Extracted data entries:
- - -
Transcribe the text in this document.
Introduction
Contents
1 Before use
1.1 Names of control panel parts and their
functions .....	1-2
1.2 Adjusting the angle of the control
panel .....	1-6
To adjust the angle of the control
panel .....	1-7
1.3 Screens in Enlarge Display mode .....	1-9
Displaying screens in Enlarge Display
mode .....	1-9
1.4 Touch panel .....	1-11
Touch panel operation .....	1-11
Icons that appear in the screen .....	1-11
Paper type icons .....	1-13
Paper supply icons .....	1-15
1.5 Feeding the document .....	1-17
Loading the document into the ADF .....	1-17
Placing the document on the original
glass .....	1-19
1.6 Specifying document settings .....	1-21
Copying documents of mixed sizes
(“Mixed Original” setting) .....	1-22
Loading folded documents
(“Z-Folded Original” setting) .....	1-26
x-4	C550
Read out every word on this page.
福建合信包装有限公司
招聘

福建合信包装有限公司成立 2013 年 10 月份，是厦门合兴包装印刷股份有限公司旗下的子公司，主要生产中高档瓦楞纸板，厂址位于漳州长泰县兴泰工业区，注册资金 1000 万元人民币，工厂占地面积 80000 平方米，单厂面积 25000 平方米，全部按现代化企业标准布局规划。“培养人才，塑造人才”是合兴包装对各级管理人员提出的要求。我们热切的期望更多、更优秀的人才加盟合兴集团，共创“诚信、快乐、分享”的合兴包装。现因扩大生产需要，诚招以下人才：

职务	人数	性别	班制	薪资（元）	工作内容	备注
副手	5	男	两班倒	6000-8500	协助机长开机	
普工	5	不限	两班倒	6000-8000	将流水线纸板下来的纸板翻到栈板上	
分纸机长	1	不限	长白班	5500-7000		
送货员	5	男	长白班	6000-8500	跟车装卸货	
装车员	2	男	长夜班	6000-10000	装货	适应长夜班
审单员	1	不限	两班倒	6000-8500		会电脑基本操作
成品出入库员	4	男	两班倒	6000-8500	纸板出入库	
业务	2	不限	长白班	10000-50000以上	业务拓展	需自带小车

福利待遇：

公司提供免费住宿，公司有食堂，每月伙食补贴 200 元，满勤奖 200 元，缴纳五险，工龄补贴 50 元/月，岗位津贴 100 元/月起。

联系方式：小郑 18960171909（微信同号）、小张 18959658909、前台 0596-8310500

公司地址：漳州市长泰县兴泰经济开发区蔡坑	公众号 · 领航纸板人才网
- - -
From the listing above, extract all records word for word.

→ CORRECT OUTPUT:
Transcribe the text in this document.
Introduction
Contents
1 Before use
1.1 Names of control panel parts and their
functions .....	1-2
1.2 Adjusting the angle of the control
panel .....	1-6
To adjust the angle of the control
panel .....	1-7
1.3 Screens in Enlarge Display mode .....	1-9
Displaying screens in Enlarge Display
mode .....	1-9
1.4 Touch panel .....	1-11
Touch panel operation .....	1-11
Icons that appear in the screen .....	1-11
Paper type icons .....	1-13
Paper supply icons .....	1-15
1.5 Feeding the document .....	1-17
Loading the document into the ADF .....	1-17
Placing the document on the original
glass .....	1-19
1.6 Specifying document settings .....	1-21
Copying documents of mixed sizes
(“Mixed Original” setting) .....	1-22
Loading folded documents
(“Z-Folded Original” setting) .....	1-26
x-4	C550
Read out every word on this page.
福建合信包装有限公司
招聘

福建合信包装有限公司成立 2013 年 10 月份，是厦门合兴包装印刷股份有限公司旗下的子公司，主要生产中高档瓦楞纸板，厂址位于漳州长泰县兴泰工业区，注册资金 1000 万元人民币，工厂占地面积 80000 平方米，单厂面积 25000 平方米，全部按现代化企业标准布局规划。“培养人才，塑造人才”是合兴包装对各级管理人员提出的要求。我们热切的期望更多、更优秀的人才加盟合兴集团，共创“诚信、快乐、分享”的合兴包装。现因扩大生产需要，诚招以下人才：

职务	人数	性别	班制	薪资（元）	工作内容	备注
副手	5	男	两班倒	6000-8500	协助机长开机	
普工	5	不限	两班倒	6000-8000	将流水线纸板下来的纸板翻到栈板上	
分纸机长	1	不限	长白班	5500-7000		
送货员	5	男	长白班	6000-8500	跟车装卸货	
装车员	2	男	长夜班	6000-10000	装货	适应长夜班
审单员	1	不限	两班倒	6000-8500		会电脑基本操作
成品出入库员	4	男	两班倒	6000-8500	纸板出入库	
业务	2	不限	长白班	10000-50000以上	业务拓展	需自带小车

福利待遇：

公司提供免费住宿，公司有食堂，每月伙食补贴 200 元，满勤奖 200 元，缴纳五险，工龄补贴 50 元/月，岗位津贴 100 元/月起。

联系方式：小郑 18960171909（微信同号）、小张 18959658909、前台 0596-8310500

公司地址：漳州市长泰县兴泰经济开发区蔡坑	公众号 · 领航纸板人才网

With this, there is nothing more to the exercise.